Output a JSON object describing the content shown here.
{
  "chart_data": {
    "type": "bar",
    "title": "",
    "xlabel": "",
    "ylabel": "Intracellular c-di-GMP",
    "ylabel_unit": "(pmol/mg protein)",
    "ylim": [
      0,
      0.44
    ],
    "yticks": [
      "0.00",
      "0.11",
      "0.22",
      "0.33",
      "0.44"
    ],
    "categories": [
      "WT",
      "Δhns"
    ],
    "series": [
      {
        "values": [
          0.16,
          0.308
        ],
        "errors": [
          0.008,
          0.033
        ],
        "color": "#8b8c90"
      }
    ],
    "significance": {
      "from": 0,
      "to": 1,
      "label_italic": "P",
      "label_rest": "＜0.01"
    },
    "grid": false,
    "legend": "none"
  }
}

Directions for this task
Please copy every line of the material exactly.

Written answer
Output a JSON object describing the content shown here.
{
  "chart_data": {
    "type": "bar",
    "title": "",
    "xlabel": "",
    "ylabel": "Intracellular c-di-GMP",
    "ylabel_unit": "(pmol/mg protein)",
    "ylim": [
      0,
      0.44
    ],
    "yticks": [
      "0.00",
      "0.11",
      "0.22",
      "0.33",
      "0.44"
    ],
    "categories": [
      "WT",
      "Δhns"
    ],
    "series": [
      {
        "values": [
          0.16,
          0.308
        ],
        "errors": [
          0.008,
          0.033
        ],
        "color": "#8b8c90"
      }
    ],
    "significance": {
      "from": 0,
      "to": 1,
      "label_italic": "P",
      "label_rest": "＜0.01"
    },
    "grid": false,
    "legend": "none"
  }
}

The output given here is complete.